(Figure collection entries)
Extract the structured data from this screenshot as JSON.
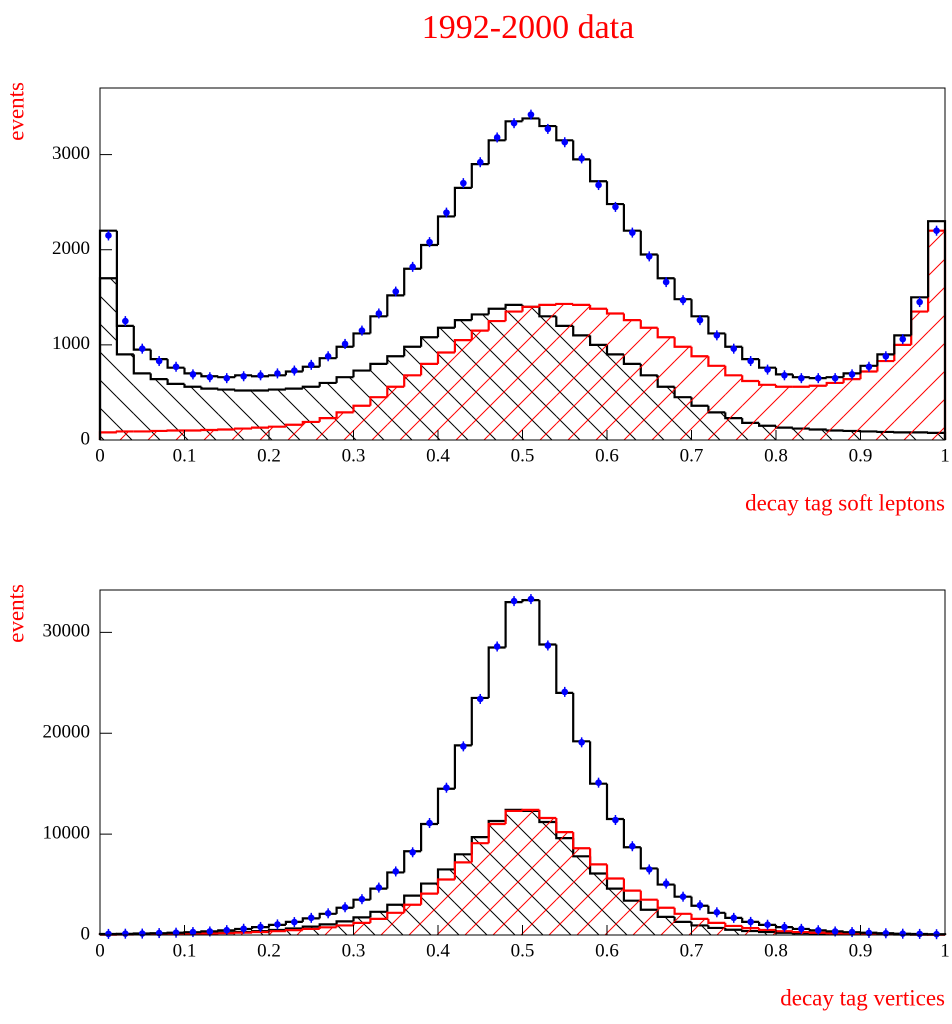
{
  "chart_data": [
    {
      "type": "histogram",
      "title": "1992-2000 data",
      "x_label": "decay tag soft leptons",
      "y_label": "events",
      "bins": [
        0,
        0.02,
        0.04,
        0.06,
        0.08,
        0.1,
        0.12,
        0.14,
        0.16,
        0.18,
        0.2,
        0.22,
        0.24,
        0.26,
        0.28,
        0.3,
        0.32,
        0.34,
        0.36,
        0.38,
        0.4,
        0.42,
        0.44,
        0.46,
        0.48,
        0.5,
        0.52,
        0.54,
        0.56,
        0.58,
        0.6,
        0.62,
        0.64,
        0.66,
        0.68,
        0.7,
        0.72,
        0.74,
        0.76,
        0.78,
        0.8,
        0.82,
        0.84,
        0.86,
        0.88,
        0.9,
        0.92,
        0.94,
        0.96,
        0.98,
        1
      ],
      "xlim": [
        0,
        1
      ],
      "ylim": [
        0,
        3700
      ],
      "xticks": [
        0,
        0.1,
        0.2,
        0.3,
        0.4,
        0.5,
        0.6,
        0.7,
        0.8,
        0.9,
        1
      ],
      "yticks": [
        0,
        1000,
        2000,
        3000
      ],
      "series": [
        {
          "color": "#000000",
          "hatch": "\\",
          "values": [
            1700,
            900,
            700,
            640,
            590,
            560,
            540,
            530,
            520,
            520,
            530,
            540,
            560,
            600,
            660,
            730,
            800,
            880,
            980,
            1080,
            1180,
            1260,
            1320,
            1380,
            1420,
            1400,
            1300,
            1200,
            1100,
            1000,
            900,
            800,
            680,
            560,
            450,
            360,
            290,
            230,
            180,
            150,
            130,
            120,
            110,
            100,
            95,
            90,
            85,
            80,
            80,
            75
          ]
        },
        {
          "color": "#ff0000",
          "hatch": "/",
          "values": [
            80,
            90,
            90,
            95,
            100,
            100,
            105,
            110,
            120,
            130,
            140,
            160,
            190,
            230,
            290,
            360,
            450,
            560,
            680,
            800,
            920,
            1050,
            1150,
            1250,
            1350,
            1400,
            1420,
            1430,
            1420,
            1380,
            1330,
            1260,
            1180,
            1080,
            980,
            880,
            780,
            680,
            620,
            580,
            560,
            560,
            570,
            600,
            640,
            720,
            830,
            1000,
            1350,
            2200
          ]
        },
        {
          "color": "#000000",
          "values": [
            2200,
            1200,
            950,
            850,
            760,
            700,
            670,
            660,
            680,
            670,
            680,
            720,
            770,
            860,
            980,
            1120,
            1300,
            1520,
            1800,
            2050,
            2350,
            2650,
            2900,
            3150,
            3350,
            3380,
            3300,
            3150,
            2950,
            2720,
            2480,
            2200,
            1950,
            1700,
            1480,
            1300,
            1120,
            980,
            850,
            760,
            690,
            660,
            650,
            660,
            700,
            780,
            900,
            1100,
            1500,
            2300
          ]
        },
        {
          "color": "#0000ff",
          "style": "points",
          "values": [
            2150,
            1250,
            960,
            830,
            770,
            690,
            660,
            650,
            670,
            680,
            700,
            730,
            790,
            880,
            1010,
            1150,
            1330,
            1560,
            1820,
            2080,
            2390,
            2700,
            2920,
            3180,
            3330,
            3420,
            3270,
            3130,
            2960,
            2680,
            2450,
            2180,
            1930,
            1660,
            1470,
            1260,
            1100,
            960,
            830,
            740,
            680,
            650,
            650,
            650,
            690,
            770,
            880,
            1060,
            1450,
            2200
          ]
        }
      ]
    },
    {
      "type": "histogram",
      "x_label": "decay tag vertices",
      "y_label": "events",
      "bins": [
        0,
        0.02,
        0.04,
        0.06,
        0.08,
        0.1,
        0.12,
        0.14,
        0.16,
        0.18,
        0.2,
        0.22,
        0.24,
        0.26,
        0.28,
        0.3,
        0.32,
        0.34,
        0.36,
        0.38,
        0.4,
        0.42,
        0.44,
        0.46,
        0.48,
        0.5,
        0.52,
        0.54,
        0.56,
        0.58,
        0.6,
        0.62,
        0.64,
        0.66,
        0.68,
        0.7,
        0.72,
        0.74,
        0.76,
        0.78,
        0.8,
        0.82,
        0.84,
        0.86,
        0.88,
        0.9,
        0.92,
        0.94,
        0.96,
        0.98,
        1
      ],
      "xlim": [
        0,
        1
      ],
      "ylim": [
        0,
        34200
      ],
      "xticks": [
        0,
        0.1,
        0.2,
        0.3,
        0.4,
        0.5,
        0.6,
        0.7,
        0.8,
        0.9,
        1
      ],
      "yticks": [
        0,
        10000,
        20000,
        30000
      ],
      "series": [
        {
          "color": "#000000",
          "hatch": "\\",
          "values": [
            50,
            60,
            75,
            90,
            110,
            140,
            180,
            230,
            300,
            390,
            500,
            650,
            830,
            1050,
            1350,
            1750,
            2300,
            3000,
            3900,
            5100,
            6500,
            8000,
            9700,
            11300,
            12400,
            12300,
            11200,
            9600,
            7800,
            6100,
            4600,
            3400,
            2500,
            1800,
            1300,
            950,
            700,
            520,
            390,
            290,
            220,
            170,
            130,
            100,
            80,
            65,
            55,
            45,
            35,
            30
          ]
        },
        {
          "color": "#ff0000",
          "hatch": "/",
          "values": [
            40,
            50,
            60,
            75,
            90,
            110,
            140,
            180,
            230,
            300,
            380,
            480,
            600,
            760,
            950,
            1200,
            1600,
            2200,
            3000,
            4100,
            5500,
            7200,
            9100,
            11000,
            12300,
            12400,
            11600,
            10200,
            8600,
            7000,
            5600,
            4400,
            3500,
            2700,
            2100,
            1600,
            1200,
            900,
            680,
            500,
            380,
            290,
            220,
            170,
            130,
            100,
            75,
            55,
            45,
            35
          ]
        },
        {
          "color": "#000000",
          "values": [
            100,
            120,
            150,
            180,
            220,
            280,
            360,
            460,
            600,
            780,
            1000,
            1300,
            1650,
            2100,
            2700,
            3500,
            4600,
            6200,
            8300,
            11000,
            14500,
            18800,
            23500,
            28500,
            33000,
            33200,
            28800,
            24000,
            19200,
            15000,
            11500,
            8700,
            6600,
            5000,
            3800,
            2900,
            2200,
            1700,
            1300,
            1000,
            780,
            600,
            460,
            360,
            280,
            220,
            170,
            130,
            100,
            80
          ]
        },
        {
          "color": "#0000ff",
          "style": "points",
          "values": [
            110,
            130,
            140,
            190,
            230,
            290,
            350,
            480,
            620,
            800,
            1050,
            1280,
            1700,
            2150,
            2750,
            3550,
            4700,
            6300,
            8200,
            11100,
            14600,
            18700,
            23400,
            28600,
            33100,
            33300,
            28700,
            24100,
            19100,
            15100,
            11400,
            8800,
            6500,
            5100,
            3800,
            2950,
            2250,
            1700,
            1300,
            1020,
            790,
            610,
            470,
            350,
            290,
            210,
            170,
            130,
            110,
            80
          ]
        }
      ]
    }
  ]
}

*Description of the task*: In the copy, include no pictures; restate the listing above exactly.

*Answer below*:
Extract the structured data from this screenshot as JSON.
{
  "chart_data": [
    {
      "type": "histogram",
      "title": "1992-2000 data",
      "x_label": "decay tag soft leptons",
      "y_label": "events",
      "bins": [
        0,
        0.02,
        0.04,
        0.06,
        0.08,
        0.1,
        0.12,
        0.14,
        0.16,
        0.18,
        0.2,
        0.22,
        0.24,
        0.26,
        0.28,
        0.3,
        0.32,
        0.34,
        0.36,
        0.38,
        0.4,
        0.42,
        0.44,
        0.46,
        0.48,
        0.5,
        0.52,
        0.54,
        0.56,
        0.58,
        0.6,
        0.62,
        0.64,
        0.66,
        0.68,
        0.7,
        0.72,
        0.74,
        0.76,
        0.78,
        0.8,
        0.82,
        0.84,
        0.86,
        0.88,
        0.9,
        0.92,
        0.94,
        0.96,
        0.98,
        1
      ],
      "xlim": [
        0,
        1
      ],
      "ylim": [
        0,
        3700
      ],
      "xticks": [
        0,
        0.1,
        0.2,
        0.3,
        0.4,
        0.5,
        0.6,
        0.7,
        0.8,
        0.9,
        1
      ],
      "yticks": [
        0,
        1000,
        2000,
        3000
      ],
      "series": [
        {
          "color": "#000000",
          "hatch": "\\",
          "values": [
            1700,
            900,
            700,
            640,
            590,
            560,
            540,
            530,
            520,
            520,
            530,
            540,
            560,
            600,
            660,
            730,
            800,
            880,
            980,
            1080,
            1180,
            1260,
            1320,
            1380,
            1420,
            1400,
            1300,
            1200,
            1100,
            1000,
            900,
            800,
            680,
            560,
            450,
            360,
            290,
            230,
            180,
            150,
            130,
            120,
            110,
            100,
            95,
            90,
            85,
            80,
            80,
            75
          ]
        },
        {
          "color": "#ff0000",
          "hatch": "/",
          "values": [
            80,
            90,
            90,
            95,
            100,
            100,
            105,
            110,
            120,
            130,
            140,
            160,
            190,
            230,
            290,
            360,
            450,
            560,
            680,
            800,
            920,
            1050,
            1150,
            1250,
            1350,
            1400,
            1420,
            1430,
            1420,
            1380,
            1330,
            1260,
            1180,
            1080,
            980,
            880,
            780,
            680,
            620,
            580,
            560,
            560,
            570,
            600,
            640,
            720,
            830,
            1000,
            1350,
            2200
          ]
        },
        {
          "color": "#000000",
          "values": [
            2200,
            1200,
            950,
            850,
            760,
            700,
            670,
            660,
            680,
            670,
            680,
            720,
            770,
            860,
            980,
            1120,
            1300,
            1520,
            1800,
            2050,
            2350,
            2650,
            2900,
            3150,
            3350,
            3380,
            3300,
            3150,
            2950,
            2720,
            2480,
            2200,
            1950,
            1700,
            1480,
            1300,
            1120,
            980,
            850,
            760,
            690,
            660,
            650,
            660,
            700,
            780,
            900,
            1100,
            1500,
            2300
          ]
        },
        {
          "color": "#0000ff",
          "style": "points",
          "values": [
            2150,
            1250,
            960,
            830,
            770,
            690,
            660,
            650,
            670,
            680,
            700,
            730,
            790,
            880,
            1010,
            1150,
            1330,
            1560,
            1820,
            2080,
            2390,
            2700,
            2920,
            3180,
            3330,
            3420,
            3270,
            3130,
            2960,
            2680,
            2450,
            2180,
            1930,
            1660,
            1470,
            1260,
            1100,
            960,
            830,
            740,
            680,
            650,
            650,
            650,
            690,
            770,
            880,
            1060,
            1450,
            2200
          ]
        }
      ]
    },
    {
      "type": "histogram",
      "x_label": "decay tag vertices",
      "y_label": "events",
      "bins": [
        0,
        0.02,
        0.04,
        0.06,
        0.08,
        0.1,
        0.12,
        0.14,
        0.16,
        0.18,
        0.2,
        0.22,
        0.24,
        0.26,
        0.28,
        0.3,
        0.32,
        0.34,
        0.36,
        0.38,
        0.4,
        0.42,
        0.44,
        0.46,
        0.48,
        0.5,
        0.52,
        0.54,
        0.56,
        0.58,
        0.6,
        0.62,
        0.64,
        0.66,
        0.68,
        0.7,
        0.72,
        0.74,
        0.76,
        0.78,
        0.8,
        0.82,
        0.84,
        0.86,
        0.88,
        0.9,
        0.92,
        0.94,
        0.96,
        0.98,
        1
      ],
      "xlim": [
        0,
        1
      ],
      "ylim": [
        0,
        34200
      ],
      "xticks": [
        0,
        0.1,
        0.2,
        0.3,
        0.4,
        0.5,
        0.6,
        0.7,
        0.8,
        0.9,
        1
      ],
      "yticks": [
        0,
        10000,
        20000,
        30000
      ],
      "series": [
        {
          "color": "#000000",
          "hatch": "\\",
          "values": [
            50,
            60,
            75,
            90,
            110,
            140,
            180,
            230,
            300,
            390,
            500,
            650,
            830,
            1050,
            1350,
            1750,
            2300,
            3000,
            3900,
            5100,
            6500,
            8000,
            9700,
            11300,
            12400,
            12300,
            11200,
            9600,
            7800,
            6100,
            4600,
            3400,
            2500,
            1800,
            1300,
            950,
            700,
            520,
            390,
            290,
            220,
            170,
            130,
            100,
            80,
            65,
            55,
            45,
            35,
            30
          ]
        },
        {
          "color": "#ff0000",
          "hatch": "/",
          "values": [
            40,
            50,
            60,
            75,
            90,
            110,
            140,
            180,
            230,
            300,
            380,
            480,
            600,
            760,
            950,
            1200,
            1600,
            2200,
            3000,
            4100,
            5500,
            7200,
            9100,
            11000,
            12300,
            12400,
            11600,
            10200,
            8600,
            7000,
            5600,
            4400,
            3500,
            2700,
            2100,
            1600,
            1200,
            900,
            680,
            500,
            380,
            290,
            220,
            170,
            130,
            100,
            75,
            55,
            45,
            35
          ]
        },
        {
          "color": "#000000",
          "values": [
            100,
            120,
            150,
            180,
            220,
            280,
            360,
            460,
            600,
            780,
            1000,
            1300,
            1650,
            2100,
            2700,
            3500,
            4600,
            6200,
            8300,
            11000,
            14500,
            18800,
            23500,
            28500,
            33000,
            33200,
            28800,
            24000,
            19200,
            15000,
            11500,
            8700,
            6600,
            5000,
            3800,
            2900,
            2200,
            1700,
            1300,
            1000,
            780,
            600,
            460,
            360,
            280,
            220,
            170,
            130,
            100,
            80
          ]
        },
        {
          "color": "#0000ff",
          "style": "points",
          "values": [
            110,
            130,
            140,
            190,
            230,
            290,
            350,
            480,
            620,
            800,
            1050,
            1280,
            1700,
            2150,
            2750,
            3550,
            4700,
            6300,
            8200,
            11100,
            14600,
            18700,
            23400,
            28600,
            33100,
            33300,
            28700,
            24100,
            19100,
            15100,
            11400,
            8800,
            6500,
            5100,
            3800,
            2950,
            2250,
            1700,
            1300,
            1020,
            790,
            610,
            470,
            350,
            290,
            210,
            170,
            130,
            110,
            80
          ]
        }
      ]
    }
  ]
}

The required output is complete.